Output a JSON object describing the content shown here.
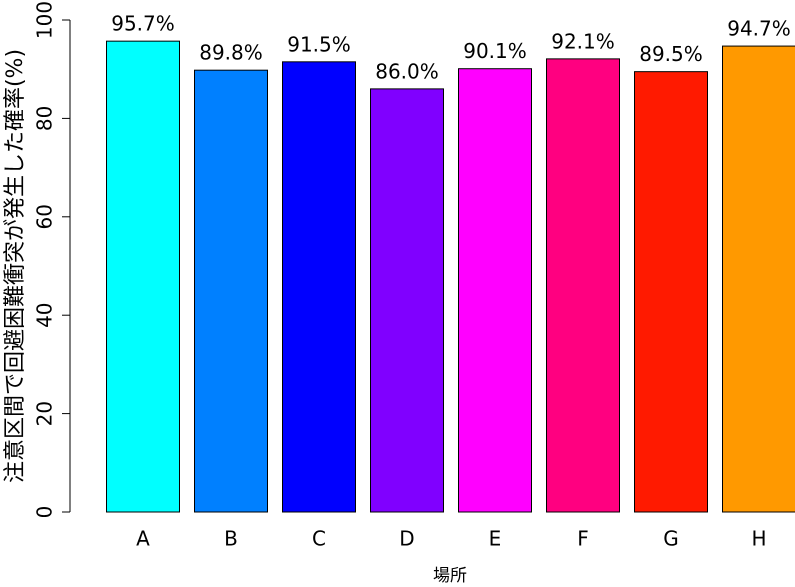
{
  "chart_data": {
    "type": "bar",
    "categories": [
      "A",
      "B",
      "C",
      "D",
      "E",
      "F",
      "G",
      "H"
    ],
    "values": [
      95.7,
      89.8,
      91.5,
      86.0,
      90.1,
      92.1,
      89.5,
      94.7
    ],
    "value_labels": [
      "95.7%",
      "89.8%",
      "91.5%",
      "86.0%",
      "90.1%",
      "92.1%",
      "89.5%",
      "94.7%"
    ],
    "colors": [
      "#00ffff",
      "#0080ff",
      "#0000ff",
      "#8000ff",
      "#ff00ff",
      "#ff0080",
      "#ff1a00",
      "#ff9900"
    ],
    "xlabel": "場所",
    "ylabel": "注意区間で回避困難衝突が発生した確率(%)",
    "ylim": [
      0,
      100
    ],
    "yticks": [
      0,
      20,
      40,
      60,
      80,
      100
    ]
  }
}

- - - - -

• WHAT IS REQUIRED: Leave out the pictures and repeat everything else in the records exactly.

• CORRECT RESULT:
Output a JSON object describing the content shown here.
{
  "chart_data": {
    "type": "bar",
    "categories": [
      "A",
      "B",
      "C",
      "D",
      "E",
      "F",
      "G",
      "H"
    ],
    "values": [
      95.7,
      89.8,
      91.5,
      86.0,
      90.1,
      92.1,
      89.5,
      94.7
    ],
    "value_labels": [
      "95.7%",
      "89.8%",
      "91.5%",
      "86.0%",
      "90.1%",
      "92.1%",
      "89.5%",
      "94.7%"
    ],
    "colors": [
      "#00ffff",
      "#0080ff",
      "#0000ff",
      "#8000ff",
      "#ff00ff",
      "#ff0080",
      "#ff1a00",
      "#ff9900"
    ],
    "xlabel": "場所",
    "ylabel": "注意区間で回避困難衝突が発生した確率(%)",
    "ylim": [
      0,
      100
    ],
    "yticks": [
      0,
      20,
      40,
      60,
      80,
      100
    ]
  }
}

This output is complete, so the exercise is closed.